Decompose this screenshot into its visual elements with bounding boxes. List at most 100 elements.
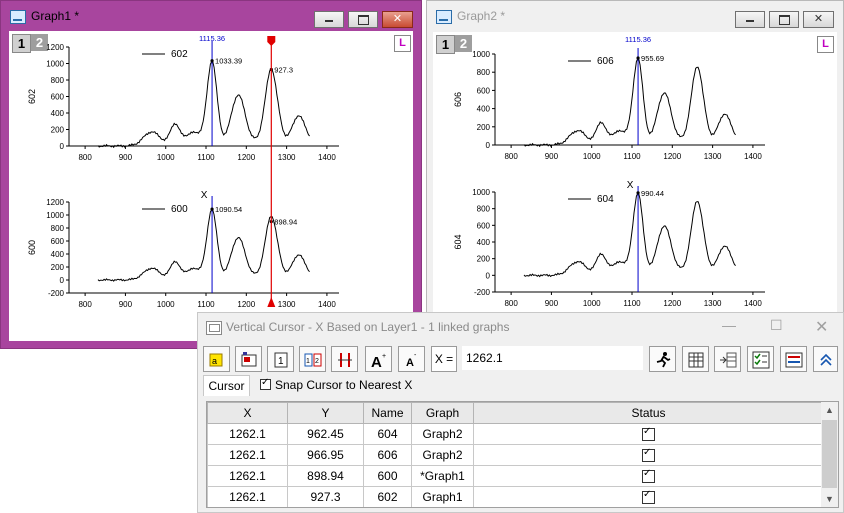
layer-2-button[interactable]: 2: [31, 34, 48, 51]
status-checkbox[interactable]: [642, 426, 655, 442]
close-button[interactable]: [382, 11, 413, 28]
graph1-window[interactable]: Graph1 * 1 2 L 0 200 400 600 800 1000 1200 800 9…: [0, 0, 422, 349]
layer-1-button[interactable]: 1: [12, 34, 31, 53]
layer-link-badge[interactable]: L: [817, 36, 834, 53]
x-tick-label: 800: [504, 152, 518, 161]
cell-x[interactable]: 1262.1: [207, 423, 288, 445]
maximize-button[interactable]: [348, 11, 378, 28]
y-tick-label: 600: [51, 237, 65, 246]
decrease-font-button[interactable]: A-: [398, 346, 425, 372]
snap-cursor-checkbox[interactable]: [260, 377, 271, 390]
minimize-button[interactable]: [314, 11, 344, 28]
column-header-name[interactable]: Name: [363, 402, 412, 424]
cell-graph[interactable]: Graph2: [411, 444, 474, 466]
close-button[interactable]: [803, 11, 834, 28]
y-axis-title: 604: [453, 234, 463, 249]
cell-name[interactable]: 604: [363, 423, 412, 445]
one-layer-button[interactable]: 1: [267, 346, 294, 372]
y-tick-label: 1200: [46, 198, 64, 207]
append-rows-button[interactable]: [714, 346, 741, 372]
cell-name[interactable]: 606: [363, 444, 412, 466]
cell-y[interactable]: 898.94: [287, 465, 364, 487]
cell-status[interactable]: [473, 465, 824, 487]
cell-graph[interactable]: Graph1: [411, 486, 474, 507]
tab-cursor[interactable]: Cursor: [203, 375, 250, 396]
graph1-titlebar[interactable]: Graph1 *: [1, 1, 421, 31]
table-row[interactable]: 1262.1 962.45 604 Graph2: [207, 423, 824, 445]
cell-status[interactable]: [473, 444, 824, 466]
column-header-graph[interactable]: Graph: [411, 402, 474, 424]
vertical-scrollbar[interactable]: ▲ ▼: [821, 402, 838, 507]
cell-y[interactable]: 927.3: [287, 486, 364, 507]
cursor-x-label: 1115.36: [199, 34, 225, 43]
status-checkbox[interactable]: [642, 468, 655, 484]
cursor-handle-top: [267, 36, 276, 46]
animate-button[interactable]: [649, 346, 676, 372]
collapse-button[interactable]: [813, 346, 838, 372]
cell-graph[interactable]: *Graph1: [411, 465, 474, 487]
x-tick-label: 1400: [318, 300, 336, 309]
column-header-status[interactable]: Status: [473, 402, 824, 424]
minimize-icon[interactable]: —: [722, 317, 736, 333]
increase-font-button[interactable]: A +: [365, 346, 392, 372]
x-equals-label: X =: [431, 346, 457, 372]
two-cursors-button[interactable]: [331, 346, 358, 372]
two-cursors-icon: [338, 353, 352, 367]
cell-y[interactable]: 966.95: [287, 444, 364, 466]
vertical-cursor-dialog[interactable]: Vertical Cursor - X Based on Layer1 - 1 …: [197, 312, 844, 513]
cell-graph[interactable]: Graph2: [411, 423, 474, 445]
cell-status[interactable]: [473, 486, 824, 507]
cell-name[interactable]: 602: [363, 486, 412, 507]
close-icon[interactable]: ✕: [815, 319, 829, 336]
layer-1-button[interactable]: 1: [436, 35, 455, 54]
graph2-titlebar[interactable]: Graph2 *: [427, 1, 843, 31]
cursor-point: [210, 207, 214, 211]
x-value-input[interactable]: [462, 346, 643, 370]
cursor-value-label: 955.69: [641, 54, 664, 63]
status-checkbox[interactable]: [642, 447, 655, 463]
graph1-page[interactable]: 1 2 L 0 200 400 600 800 1000 1200 800 900 1000 110…: [9, 31, 413, 341]
x-tick-label: 1200: [237, 300, 255, 309]
x-tick-label: 1400: [744, 299, 762, 308]
pick-data-button[interactable]: a: [203, 346, 230, 372]
layer-2-button[interactable]: 2: [455, 35, 472, 52]
cell-y[interactable]: 962.45: [287, 423, 364, 445]
table-row[interactable]: 1262.1 927.3 602 Graph1: [207, 486, 824, 507]
table-row[interactable]: 1262.1 898.94 600 *Graph1: [207, 465, 824, 487]
x-tick-label: 1100: [197, 153, 215, 162]
graph-select-button[interactable]: [235, 346, 262, 372]
graph-select-icon: [241, 352, 257, 367]
graph2-window[interactable]: Graph2 * 1 2 L 0 200 400 600 800 1000 800 900 10…: [426, 0, 844, 320]
cell-status[interactable]: [473, 423, 824, 445]
scroll-down-icon[interactable]: ▼: [825, 494, 834, 504]
graph2-page[interactable]: 1 2 L 0 200 400 600 800 1000 800 900 1000 1100 120…: [433, 32, 837, 314]
cursor-data-table[interactable]: X Y Name Graph Status 1262.1 962.45 604 …: [206, 401, 839, 508]
y-tick-label: 200: [477, 123, 491, 132]
maximize-icon[interactable]: ☐: [770, 317, 783, 333]
table-row[interactable]: 1262.1 966.95 606 Graph2: [207, 444, 824, 466]
scrollbar-thumb[interactable]: [822, 420, 837, 488]
cell-x[interactable]: 1262.1: [207, 465, 288, 487]
cursor-handle-bottom: [267, 297, 276, 307]
y-tick-label: 1000: [472, 188, 490, 197]
cell-x[interactable]: 1262.1: [207, 444, 288, 466]
x-tick-label: 1400: [318, 153, 336, 162]
scroll-up-icon[interactable]: ▲: [825, 405, 834, 415]
y-axis-title: 600: [27, 240, 37, 255]
settings-list-button[interactable]: [780, 346, 807, 372]
layer-link-badge[interactable]: L: [394, 35, 411, 52]
cell-name[interactable]: 600: [363, 465, 412, 487]
cell-x[interactable]: 1262.1: [207, 486, 288, 507]
worksheet-button[interactable]: [682, 346, 709, 372]
table-header: X Y Name Graph Status: [207, 402, 824, 424]
maximize-button[interactable]: [769, 11, 799, 28]
minimize-button[interactable]: [735, 11, 765, 28]
dialog-icon: [206, 321, 222, 335]
checklist-button[interactable]: [747, 346, 774, 372]
column-header-y[interactable]: Y: [287, 402, 364, 424]
status-checkbox[interactable]: [642, 489, 655, 505]
column-header-x[interactable]: X: [207, 402, 288, 424]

☆ ☆ ☆

◆ **What you will do**: Reproduce the whole listing with every "status-checkbox" swapped for "row-checkbox", all else unchanged, and leave out the pictures.

◆ **Written answer**:
Decompose this screenshot into its visual elements with bounding boxes. List at most 100 elements.
layer-2-button[interactable]: 2: [31, 34, 48, 51]
row-checkbox[interactable]: [642, 426, 655, 442]
close-button[interactable]: [382, 11, 413, 28]
graph1-window[interactable]: Graph1 * 1 2 L 0 200 400 600 800 1000 1200 800 9…: [0, 0, 422, 349]
layer-1-button[interactable]: 1: [12, 34, 31, 53]
layer-link-badge[interactable]: L: [817, 36, 834, 53]
x-tick-label: 800: [504, 152, 518, 161]
cell-x[interactable]: 1262.1: [207, 423, 288, 445]
maximize-button[interactable]: [348, 11, 378, 28]
y-tick-label: 600: [51, 237, 65, 246]
decrease-font-button[interactable]: A-: [398, 346, 425, 372]
snap-cursor-checkbox[interactable]: [260, 377, 271, 390]
minimize-button[interactable]: [314, 11, 344, 28]
column-header-name[interactable]: Name: [363, 402, 412, 424]
cell-graph[interactable]: Graph2: [411, 444, 474, 466]
close-button[interactable]: [803, 11, 834, 28]
y-axis-title: 604: [453, 234, 463, 249]
cell-name[interactable]: 604: [363, 423, 412, 445]
one-layer-button[interactable]: 1: [267, 346, 294, 372]
y-tick-label: 1200: [46, 198, 64, 207]
append-rows-button[interactable]: [714, 346, 741, 372]
cell-name[interactable]: 606: [363, 444, 412, 466]
cell-y[interactable]: 898.94: [287, 465, 364, 487]
cell-status[interactable]: [473, 465, 824, 487]
cell-graph[interactable]: Graph1: [411, 486, 474, 507]
tab-cursor[interactable]: Cursor: [203, 375, 250, 396]
graph1-titlebar[interactable]: Graph1 *: [1, 1, 421, 31]
table-row[interactable]: 1262.1 962.45 604 Graph2: [207, 423, 824, 445]
cell-status[interactable]: [473, 444, 824, 466]
column-header-graph[interactable]: Graph: [411, 402, 474, 424]
vertical-scrollbar[interactable]: ▲ ▼: [821, 402, 838, 507]
cell-y[interactable]: 927.3: [287, 486, 364, 507]
cursor-x-label: 1115.36: [199, 34, 225, 43]
row-checkbox[interactable]: [642, 468, 655, 484]
cursor-handle-top: [267, 36, 276, 46]
animate-button[interactable]: [649, 346, 676, 372]
collapse-button[interactable]: [813, 346, 838, 372]
cell-graph[interactable]: *Graph1: [411, 465, 474, 487]
x-tick-label: 1400: [318, 300, 336, 309]
column-header-status[interactable]: Status: [473, 402, 824, 424]
minimize-icon[interactable]: —: [722, 317, 736, 333]
increase-font-button[interactable]: A +: [365, 346, 392, 372]
x-equals-label: X =: [431, 346, 457, 372]
two-cursors-button[interactable]: [331, 346, 358, 372]
two-cursors-icon: [338, 353, 352, 367]
cell-y[interactable]: 966.95: [287, 444, 364, 466]
vertical-cursor-dialog[interactable]: Vertical Cursor - X Based on Layer1 - 1 …: [197, 312, 844, 513]
cell-graph[interactable]: Graph2: [411, 423, 474, 445]
cell-status[interactable]: [473, 486, 824, 507]
cell-name[interactable]: 602: [363, 486, 412, 507]
close-icon[interactable]: ✕: [815, 319, 829, 336]
layer-1-button[interactable]: 1: [436, 35, 455, 54]
graph2-titlebar[interactable]: Graph2 *: [427, 1, 843, 31]
cursor-point: [210, 207, 214, 211]
x-value-input[interactable]: [462, 346, 643, 370]
cursor-value-label: 955.69: [641, 54, 664, 63]
row-checkbox[interactable]: [642, 447, 655, 463]
graph1-page[interactable]: 1 2 L 0 200 400 600 800 1000 1200 800 900 1000 110…: [9, 31, 413, 341]
x-tick-label: 1200: [237, 300, 255, 309]
x-tick-label: 1400: [744, 299, 762, 308]
pick-data-button[interactable]: a: [203, 346, 230, 372]
layer-2-button[interactable]: 2: [455, 35, 472, 52]
cell-y[interactable]: 962.45: [287, 423, 364, 445]
table-row[interactable]: 1262.1 927.3 602 Graph1: [207, 486, 824, 507]
table-row[interactable]: 1262.1 898.94 600 *Graph1: [207, 465, 824, 487]
x-tick-label: 1100: [197, 153, 215, 162]
graph-select-button[interactable]: [235, 346, 262, 372]
graph-select-icon: [241, 352, 257, 367]
graph2-window[interactable]: Graph2 * 1 2 L 0 200 400 600 800 1000 800 900 10…: [426, 0, 844, 320]
cell-status[interactable]: [473, 423, 824, 445]
scroll-down-icon[interactable]: ▼: [825, 494, 834, 504]
graph2-page[interactable]: 1 2 L 0 200 400 600 800 1000 800 900 1000 1100 120…: [433, 32, 837, 314]
cursor-data-table[interactable]: X Y Name Graph Status 1262.1 962.45 604 …: [206, 401, 839, 508]
y-tick-label: 200: [477, 123, 491, 132]
maximize-icon[interactable]: ☐: [770, 317, 783, 333]
table-row[interactable]: 1262.1 966.95 606 Graph2: [207, 444, 824, 466]
scrollbar-thumb[interactable]: [822, 420, 837, 488]
cell-x[interactable]: 1262.1: [207, 465, 288, 487]
cursor-handle-bottom: [267, 297, 276, 307]
y-tick-label: 1000: [472, 188, 490, 197]
cell-x[interactable]: 1262.1: [207, 444, 288, 466]
x-tick-label: 1400: [318, 153, 336, 162]
scroll-up-icon[interactable]: ▲: [825, 405, 834, 415]
y-axis-title: 600: [27, 240, 37, 255]
settings-list-button[interactable]: [780, 346, 807, 372]
layer-link-badge[interactable]: L: [394, 35, 411, 52]
cell-name[interactable]: 600: [363, 465, 412, 487]
cell-x[interactable]: 1262.1: [207, 486, 288, 507]
worksheet-button[interactable]: [682, 346, 709, 372]
table-header: X Y Name Graph Status: [207, 402, 824, 424]
maximize-button[interactable]: [769, 11, 799, 28]
minimize-button[interactable]: [735, 11, 765, 28]
dialog-icon: [206, 321, 222, 335]
checklist-button[interactable]: [747, 346, 774, 372]
column-header-y[interactable]: Y: [287, 402, 364, 424]
row-checkbox[interactable]: [642, 489, 655, 505]
column-header-x[interactable]: X: [207, 402, 288, 424]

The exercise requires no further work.